CHALLENGE: Look at the entries below and reproduce them exactly.

[Collected data]
★ ★ ★ ★ ★ ★ ★

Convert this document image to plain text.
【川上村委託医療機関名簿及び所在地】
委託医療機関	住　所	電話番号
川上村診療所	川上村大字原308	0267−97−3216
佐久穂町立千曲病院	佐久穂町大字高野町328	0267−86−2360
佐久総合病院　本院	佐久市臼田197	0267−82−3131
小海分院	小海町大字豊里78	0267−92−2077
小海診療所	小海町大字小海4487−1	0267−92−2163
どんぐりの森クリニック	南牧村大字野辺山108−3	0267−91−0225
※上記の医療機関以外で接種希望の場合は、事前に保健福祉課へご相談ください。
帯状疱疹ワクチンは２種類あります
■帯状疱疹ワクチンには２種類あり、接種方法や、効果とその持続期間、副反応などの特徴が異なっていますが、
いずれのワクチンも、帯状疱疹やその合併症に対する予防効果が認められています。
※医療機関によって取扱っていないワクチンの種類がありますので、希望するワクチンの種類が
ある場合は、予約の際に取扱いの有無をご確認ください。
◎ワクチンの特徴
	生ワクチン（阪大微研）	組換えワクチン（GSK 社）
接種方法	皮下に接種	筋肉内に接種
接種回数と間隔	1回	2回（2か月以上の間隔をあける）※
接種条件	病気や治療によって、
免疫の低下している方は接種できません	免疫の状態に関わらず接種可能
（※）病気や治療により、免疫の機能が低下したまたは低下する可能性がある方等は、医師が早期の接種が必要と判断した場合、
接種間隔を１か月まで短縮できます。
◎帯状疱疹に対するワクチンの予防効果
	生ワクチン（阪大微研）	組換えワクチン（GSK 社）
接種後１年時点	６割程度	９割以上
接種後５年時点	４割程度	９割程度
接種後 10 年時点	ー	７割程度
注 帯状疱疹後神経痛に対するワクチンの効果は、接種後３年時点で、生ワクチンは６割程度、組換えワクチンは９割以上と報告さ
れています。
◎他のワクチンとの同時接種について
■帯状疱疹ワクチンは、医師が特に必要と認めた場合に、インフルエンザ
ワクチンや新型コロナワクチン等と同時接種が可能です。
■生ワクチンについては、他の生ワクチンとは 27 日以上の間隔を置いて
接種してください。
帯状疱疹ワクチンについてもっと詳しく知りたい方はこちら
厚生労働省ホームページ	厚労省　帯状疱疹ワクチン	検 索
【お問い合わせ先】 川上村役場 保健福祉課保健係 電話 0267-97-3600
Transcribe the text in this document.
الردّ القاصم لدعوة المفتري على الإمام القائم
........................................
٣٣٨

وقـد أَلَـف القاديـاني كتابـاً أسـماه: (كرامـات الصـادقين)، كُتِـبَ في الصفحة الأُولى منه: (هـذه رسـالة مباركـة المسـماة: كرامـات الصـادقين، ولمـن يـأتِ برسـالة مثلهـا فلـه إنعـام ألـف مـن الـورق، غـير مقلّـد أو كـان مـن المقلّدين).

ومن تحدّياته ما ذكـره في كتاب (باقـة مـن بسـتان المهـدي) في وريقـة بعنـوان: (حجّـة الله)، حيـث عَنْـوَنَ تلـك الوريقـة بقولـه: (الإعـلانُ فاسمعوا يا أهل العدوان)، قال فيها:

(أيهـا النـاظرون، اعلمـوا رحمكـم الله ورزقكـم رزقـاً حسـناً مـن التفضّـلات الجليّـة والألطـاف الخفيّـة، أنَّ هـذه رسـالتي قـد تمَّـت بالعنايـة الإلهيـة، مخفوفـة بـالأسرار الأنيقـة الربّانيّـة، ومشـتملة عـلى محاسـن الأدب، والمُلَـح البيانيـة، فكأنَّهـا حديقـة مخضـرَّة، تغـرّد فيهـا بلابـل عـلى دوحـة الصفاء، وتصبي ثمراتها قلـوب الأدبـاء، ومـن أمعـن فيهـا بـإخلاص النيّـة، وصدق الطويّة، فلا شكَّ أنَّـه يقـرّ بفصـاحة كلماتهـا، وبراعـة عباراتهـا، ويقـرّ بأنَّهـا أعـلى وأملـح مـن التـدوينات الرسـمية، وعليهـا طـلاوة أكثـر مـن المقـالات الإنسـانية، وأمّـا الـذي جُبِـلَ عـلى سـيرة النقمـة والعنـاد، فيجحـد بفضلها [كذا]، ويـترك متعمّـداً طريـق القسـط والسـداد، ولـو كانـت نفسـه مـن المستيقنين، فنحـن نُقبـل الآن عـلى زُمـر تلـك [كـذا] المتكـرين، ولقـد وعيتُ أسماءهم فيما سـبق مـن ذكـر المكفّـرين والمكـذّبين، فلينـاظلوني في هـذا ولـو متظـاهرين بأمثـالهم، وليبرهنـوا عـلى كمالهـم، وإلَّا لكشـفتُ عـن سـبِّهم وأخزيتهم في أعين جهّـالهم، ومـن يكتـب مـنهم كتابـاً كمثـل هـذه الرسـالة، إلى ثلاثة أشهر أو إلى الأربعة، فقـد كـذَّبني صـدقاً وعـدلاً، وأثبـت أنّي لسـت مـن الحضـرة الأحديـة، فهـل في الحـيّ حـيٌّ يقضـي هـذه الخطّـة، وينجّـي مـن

★ ★ ★ ★ ★ ★ ★

OUTPUT:
Convert this document image to plain text.
【川上村委託医療機関名簿及び所在地】
委託医療機関	住　所	電話番号
川上村診療所	川上村大字原308	0267−97−3216
佐久穂町立千曲病院	佐久穂町大字高野町328	0267−86−2360
佐久総合病院　本院	佐久市臼田197	0267−82−3131
小海分院	小海町大字豊里78	0267−92−2077
小海診療所	小海町大字小海4487−1	0267−92−2163
どんぐりの森クリニック	南牧村大字野辺山108−3	0267−91−0225
※上記の医療機関以外で接種希望の場合は、事前に保健福祉課へご相談ください。
帯状疱疹ワクチンは２種類あります
■帯状疱疹ワクチンには２種類あり、接種方法や、効果とその持続期間、副反応などの特徴が異なっていますが、
いずれのワクチンも、帯状疱疹やその合併症に対する予防効果が認められています。
※医療機関によって取扱っていないワクチンの種類がありますので、希望するワクチンの種類が
ある場合は、予約の際に取扱いの有無をご確認ください。
◎ワクチンの特徴
	生ワクチン（阪大微研）	組換えワクチン（GSK 社）
接種方法	皮下に接種	筋肉内に接種
接種回数と間隔	1回	2回（2か月以上の間隔をあける）※
接種条件	病気や治療によって、
免疫の低下している方は接種できません	免疫の状態に関わらず接種可能
（※）病気や治療により、免疫の機能が低下したまたは低下する可能性がある方等は、医師が早期の接種が必要と判断した場合、
接種間隔を１か月まで短縮できます。
◎帯状疱疹に対するワクチンの予防効果
	生ワクチン（阪大微研）	組換えワクチン（GSK 社）
接種後１年時点	６割程度	９割以上
接種後５年時点	４割程度	９割程度
接種後 10 年時点	ー	７割程度
注 帯状疱疹後神経痛に対するワクチンの効果は、接種後３年時点で、生ワクチンは６割程度、組換えワクチンは９割以上と報告さ
れています。
◎他のワクチンとの同時接種について
■帯状疱疹ワクチンは、医師が特に必要と認めた場合に、インフルエンザ
ワクチンや新型コロナワクチン等と同時接種が可能です。
■生ワクチンについては、他の生ワクチンとは 27 日以上の間隔を置いて
接種してください。
帯状疱疹ワクチンについてもっと詳しく知りたい方はこちら
厚生労働省ホームページ	厚労省　帯状疱疹ワクチン	検 索
【お問い合わせ先】 川上村役場 保健福祉課保健係 電話 0267-97-3600
Transcribe the text in this document.
الردّ القاصم لدعوة المفتري على الإمام القائم
........................................
٣٣٨

وقـد أَلَـف القاديـاني كتابـاً أسـماه: (كرامـات الصـادقين)، كُتِـبَ في الصفحة الأُولى منه: (هـذه رسـالة مباركـة المسـماة: كرامـات الصـادقين، ولمـن يـأتِ برسـالة مثلهـا فلـه إنعـام ألـف مـن الـورق، غـير مقلّـد أو كـان مـن المقلّدين).

ومن تحدّياته ما ذكـره في كتاب (باقـة مـن بسـتان المهـدي) في وريقـة بعنـوان: (حجّـة الله)، حيـث عَنْـوَنَ تلـك الوريقـة بقولـه: (الإعـلانُ فاسمعوا يا أهل العدوان)، قال فيها:

(أيهـا النـاظرون، اعلمـوا رحمكـم الله ورزقكـم رزقـاً حسـناً مـن التفضّـلات الجليّـة والألطـاف الخفيّـة، أنَّ هـذه رسـالتي قـد تمَّـت بالعنايـة الإلهيـة، مخفوفـة بـالأسرار الأنيقـة الربّانيّـة، ومشـتملة عـلى محاسـن الأدب، والمُلَـح البيانيـة، فكأنَّهـا حديقـة مخضـرَّة، تغـرّد فيهـا بلابـل عـلى دوحـة الصفاء، وتصبي ثمراتها قلـوب الأدبـاء، ومـن أمعـن فيهـا بـإخلاص النيّـة، وصدق الطويّة، فلا شكَّ أنَّـه يقـرّ بفصـاحة كلماتهـا، وبراعـة عباراتهـا، ويقـرّ بأنَّهـا أعـلى وأملـح مـن التـدوينات الرسـمية، وعليهـا طـلاوة أكثـر مـن المقـالات الإنسـانية، وأمّـا الـذي جُبِـلَ عـلى سـيرة النقمـة والعنـاد، فيجحـد بفضلها [كذا]، ويـترك متعمّـداً طريـق القسـط والسـداد، ولـو كانـت نفسـه مـن المستيقنين، فنحـن نُقبـل الآن عـلى زُمـر تلـك [كـذا] المتكـرين، ولقـد وعيتُ أسماءهم فيما سـبق مـن ذكـر المكفّـرين والمكـذّبين، فلينـاظلوني في هـذا ولـو متظـاهرين بأمثـالهم، وليبرهنـوا عـلى كمالهـم، وإلَّا لكشـفتُ عـن سـبِّهم وأخزيتهم في أعين جهّـالهم، ومـن يكتـب مـنهم كتابـاً كمثـل هـذه الرسـالة، إلى ثلاثة أشهر أو إلى الأربعة، فقـد كـذَّبني صـدقاً وعـدلاً، وأثبـت أنّي لسـت مـن الحضـرة الأحديـة، فهـل في الحـيّ حـيٌّ يقضـي هـذه الخطّـة، وينجّـي مـن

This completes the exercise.